* [YOUR INSTRUCTIONS]
Look through the data below and return each line where "guarde" appears.

═══ RECORDS SHOWN ═══

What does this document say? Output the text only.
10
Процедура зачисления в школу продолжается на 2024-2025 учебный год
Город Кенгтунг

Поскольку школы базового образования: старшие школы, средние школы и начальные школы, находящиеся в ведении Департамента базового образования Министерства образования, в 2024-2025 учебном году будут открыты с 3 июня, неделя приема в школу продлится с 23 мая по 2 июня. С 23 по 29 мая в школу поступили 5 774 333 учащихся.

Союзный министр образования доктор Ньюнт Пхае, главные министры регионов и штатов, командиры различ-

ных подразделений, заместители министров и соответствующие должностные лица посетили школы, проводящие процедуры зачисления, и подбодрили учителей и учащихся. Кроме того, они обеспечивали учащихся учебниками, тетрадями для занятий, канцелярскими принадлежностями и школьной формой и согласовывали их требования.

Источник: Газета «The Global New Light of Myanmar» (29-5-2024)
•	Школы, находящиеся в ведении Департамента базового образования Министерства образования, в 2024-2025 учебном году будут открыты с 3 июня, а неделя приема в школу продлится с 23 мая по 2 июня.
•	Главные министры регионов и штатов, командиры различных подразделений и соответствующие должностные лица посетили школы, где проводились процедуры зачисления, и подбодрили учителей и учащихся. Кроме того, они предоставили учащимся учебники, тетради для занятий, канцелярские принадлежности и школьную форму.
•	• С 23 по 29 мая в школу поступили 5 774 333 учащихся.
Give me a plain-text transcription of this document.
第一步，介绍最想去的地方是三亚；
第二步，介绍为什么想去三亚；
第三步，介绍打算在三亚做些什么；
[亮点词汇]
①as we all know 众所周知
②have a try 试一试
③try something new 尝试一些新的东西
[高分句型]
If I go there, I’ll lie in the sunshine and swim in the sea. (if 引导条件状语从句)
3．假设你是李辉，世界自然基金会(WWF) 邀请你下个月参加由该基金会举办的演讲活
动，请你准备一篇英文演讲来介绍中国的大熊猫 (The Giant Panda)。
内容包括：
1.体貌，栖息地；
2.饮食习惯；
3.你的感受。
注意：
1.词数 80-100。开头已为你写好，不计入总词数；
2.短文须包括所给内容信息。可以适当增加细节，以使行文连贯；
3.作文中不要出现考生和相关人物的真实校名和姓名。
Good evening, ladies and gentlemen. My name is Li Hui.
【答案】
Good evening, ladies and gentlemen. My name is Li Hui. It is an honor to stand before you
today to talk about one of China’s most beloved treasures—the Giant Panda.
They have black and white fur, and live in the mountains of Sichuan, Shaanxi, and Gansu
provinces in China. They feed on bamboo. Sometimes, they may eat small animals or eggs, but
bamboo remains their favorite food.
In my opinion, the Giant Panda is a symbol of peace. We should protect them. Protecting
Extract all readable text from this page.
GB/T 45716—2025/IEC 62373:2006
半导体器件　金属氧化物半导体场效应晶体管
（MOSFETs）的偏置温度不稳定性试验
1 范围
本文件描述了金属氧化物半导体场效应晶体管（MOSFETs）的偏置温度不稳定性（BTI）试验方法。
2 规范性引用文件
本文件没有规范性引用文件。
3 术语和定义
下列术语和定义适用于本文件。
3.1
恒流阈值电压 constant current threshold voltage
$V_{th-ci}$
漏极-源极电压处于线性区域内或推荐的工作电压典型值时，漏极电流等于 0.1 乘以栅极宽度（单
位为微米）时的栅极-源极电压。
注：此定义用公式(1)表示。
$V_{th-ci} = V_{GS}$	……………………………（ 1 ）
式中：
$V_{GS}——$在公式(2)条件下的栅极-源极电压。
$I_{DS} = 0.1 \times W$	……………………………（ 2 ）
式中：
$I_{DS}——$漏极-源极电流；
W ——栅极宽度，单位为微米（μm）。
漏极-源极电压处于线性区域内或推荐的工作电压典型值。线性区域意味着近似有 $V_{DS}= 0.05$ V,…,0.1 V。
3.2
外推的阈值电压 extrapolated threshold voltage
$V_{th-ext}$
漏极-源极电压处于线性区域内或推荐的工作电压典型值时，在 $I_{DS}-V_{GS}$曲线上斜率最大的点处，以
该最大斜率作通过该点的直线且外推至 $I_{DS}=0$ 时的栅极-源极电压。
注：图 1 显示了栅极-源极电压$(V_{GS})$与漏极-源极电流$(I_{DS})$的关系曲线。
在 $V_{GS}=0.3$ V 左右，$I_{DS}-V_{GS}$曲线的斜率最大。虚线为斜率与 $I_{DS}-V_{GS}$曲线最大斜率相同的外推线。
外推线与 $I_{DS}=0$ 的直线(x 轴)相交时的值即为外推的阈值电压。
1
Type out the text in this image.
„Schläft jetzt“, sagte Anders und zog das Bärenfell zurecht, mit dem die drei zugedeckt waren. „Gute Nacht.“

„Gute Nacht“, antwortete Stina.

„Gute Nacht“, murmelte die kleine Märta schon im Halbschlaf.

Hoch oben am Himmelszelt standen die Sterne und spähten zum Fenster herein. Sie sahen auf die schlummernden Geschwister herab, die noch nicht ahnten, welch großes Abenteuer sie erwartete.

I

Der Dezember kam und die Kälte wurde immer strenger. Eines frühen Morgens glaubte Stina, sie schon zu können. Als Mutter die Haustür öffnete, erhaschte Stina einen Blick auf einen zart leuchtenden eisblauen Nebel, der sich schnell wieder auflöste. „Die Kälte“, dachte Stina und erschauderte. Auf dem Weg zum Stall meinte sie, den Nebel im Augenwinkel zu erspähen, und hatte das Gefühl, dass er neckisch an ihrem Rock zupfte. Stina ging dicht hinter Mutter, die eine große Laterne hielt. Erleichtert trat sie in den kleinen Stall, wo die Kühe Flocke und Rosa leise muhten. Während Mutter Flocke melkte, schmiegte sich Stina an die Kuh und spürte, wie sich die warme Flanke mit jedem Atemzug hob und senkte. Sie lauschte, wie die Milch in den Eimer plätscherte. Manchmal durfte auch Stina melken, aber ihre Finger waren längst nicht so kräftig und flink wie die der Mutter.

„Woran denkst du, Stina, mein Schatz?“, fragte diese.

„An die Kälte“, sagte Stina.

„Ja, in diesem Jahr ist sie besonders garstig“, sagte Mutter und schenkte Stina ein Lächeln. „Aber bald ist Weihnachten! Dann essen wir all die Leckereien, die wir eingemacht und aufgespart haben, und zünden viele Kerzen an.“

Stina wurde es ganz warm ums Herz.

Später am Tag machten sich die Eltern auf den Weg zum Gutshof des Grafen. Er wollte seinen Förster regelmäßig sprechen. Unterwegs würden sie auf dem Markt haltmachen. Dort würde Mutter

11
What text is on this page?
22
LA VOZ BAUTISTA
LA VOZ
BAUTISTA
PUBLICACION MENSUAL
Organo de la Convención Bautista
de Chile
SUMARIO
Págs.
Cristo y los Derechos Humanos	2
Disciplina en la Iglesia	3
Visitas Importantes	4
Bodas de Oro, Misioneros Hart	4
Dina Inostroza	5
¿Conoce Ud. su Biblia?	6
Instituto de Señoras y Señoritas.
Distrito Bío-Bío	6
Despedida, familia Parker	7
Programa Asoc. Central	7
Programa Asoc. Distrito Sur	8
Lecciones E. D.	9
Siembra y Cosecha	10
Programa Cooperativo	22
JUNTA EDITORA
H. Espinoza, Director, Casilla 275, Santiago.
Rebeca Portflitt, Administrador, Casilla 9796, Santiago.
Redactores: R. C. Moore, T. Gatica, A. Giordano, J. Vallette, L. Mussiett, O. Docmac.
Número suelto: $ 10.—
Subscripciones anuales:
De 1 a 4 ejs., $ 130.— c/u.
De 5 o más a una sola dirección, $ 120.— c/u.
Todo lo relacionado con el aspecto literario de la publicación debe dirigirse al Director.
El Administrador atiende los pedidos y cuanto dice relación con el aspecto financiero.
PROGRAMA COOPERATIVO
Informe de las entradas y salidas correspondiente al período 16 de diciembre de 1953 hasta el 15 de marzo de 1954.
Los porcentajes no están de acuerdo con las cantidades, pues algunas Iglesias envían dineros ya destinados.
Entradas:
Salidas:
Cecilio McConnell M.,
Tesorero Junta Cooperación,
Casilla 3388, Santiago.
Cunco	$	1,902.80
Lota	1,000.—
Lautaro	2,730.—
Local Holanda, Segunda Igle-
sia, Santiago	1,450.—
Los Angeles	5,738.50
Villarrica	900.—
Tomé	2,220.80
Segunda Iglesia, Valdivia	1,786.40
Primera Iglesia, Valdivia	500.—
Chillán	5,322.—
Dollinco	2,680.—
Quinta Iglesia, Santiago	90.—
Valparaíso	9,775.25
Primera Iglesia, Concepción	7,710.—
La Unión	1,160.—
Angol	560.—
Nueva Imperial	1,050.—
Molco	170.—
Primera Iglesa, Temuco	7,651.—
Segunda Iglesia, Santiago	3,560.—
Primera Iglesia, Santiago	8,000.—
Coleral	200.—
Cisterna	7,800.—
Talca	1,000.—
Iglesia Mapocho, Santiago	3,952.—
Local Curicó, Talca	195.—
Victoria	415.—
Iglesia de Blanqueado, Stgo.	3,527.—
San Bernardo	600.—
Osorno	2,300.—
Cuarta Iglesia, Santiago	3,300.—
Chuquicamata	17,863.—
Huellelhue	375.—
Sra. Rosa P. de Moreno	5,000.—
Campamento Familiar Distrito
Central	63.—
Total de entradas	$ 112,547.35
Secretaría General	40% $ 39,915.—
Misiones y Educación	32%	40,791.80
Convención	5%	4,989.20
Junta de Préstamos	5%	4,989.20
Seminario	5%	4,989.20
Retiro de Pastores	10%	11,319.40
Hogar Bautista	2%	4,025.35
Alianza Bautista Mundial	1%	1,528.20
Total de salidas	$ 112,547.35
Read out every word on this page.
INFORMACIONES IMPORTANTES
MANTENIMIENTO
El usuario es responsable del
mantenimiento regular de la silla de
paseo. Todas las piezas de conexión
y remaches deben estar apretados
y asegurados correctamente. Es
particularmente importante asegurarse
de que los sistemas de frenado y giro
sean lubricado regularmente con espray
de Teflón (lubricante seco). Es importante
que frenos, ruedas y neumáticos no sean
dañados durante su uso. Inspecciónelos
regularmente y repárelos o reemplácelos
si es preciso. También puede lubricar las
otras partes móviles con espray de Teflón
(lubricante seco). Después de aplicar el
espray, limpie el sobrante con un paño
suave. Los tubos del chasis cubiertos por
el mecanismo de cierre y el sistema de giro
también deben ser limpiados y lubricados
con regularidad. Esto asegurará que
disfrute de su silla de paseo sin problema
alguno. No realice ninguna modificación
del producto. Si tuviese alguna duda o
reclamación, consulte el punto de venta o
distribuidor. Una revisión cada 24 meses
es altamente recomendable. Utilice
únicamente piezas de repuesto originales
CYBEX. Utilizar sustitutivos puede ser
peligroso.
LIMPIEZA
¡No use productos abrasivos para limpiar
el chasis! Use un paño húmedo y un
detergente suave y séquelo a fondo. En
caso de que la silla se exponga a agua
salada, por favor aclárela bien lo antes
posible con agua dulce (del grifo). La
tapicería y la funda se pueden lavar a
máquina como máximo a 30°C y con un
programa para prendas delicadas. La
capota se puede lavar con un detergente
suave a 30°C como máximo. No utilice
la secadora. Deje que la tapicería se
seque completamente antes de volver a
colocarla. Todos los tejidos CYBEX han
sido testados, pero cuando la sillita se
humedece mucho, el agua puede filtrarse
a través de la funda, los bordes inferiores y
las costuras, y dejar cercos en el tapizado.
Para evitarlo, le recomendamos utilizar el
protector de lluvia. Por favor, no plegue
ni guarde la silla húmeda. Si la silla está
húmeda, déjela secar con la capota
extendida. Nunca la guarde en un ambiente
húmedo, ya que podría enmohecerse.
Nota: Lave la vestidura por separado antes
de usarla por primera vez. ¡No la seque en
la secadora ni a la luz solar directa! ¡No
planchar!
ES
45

═══

* [SOLUTION FOR THIS TASK]
ni guarde la silla húmeda. Si la silla está
extendida. Nunca la guarde en un ambiente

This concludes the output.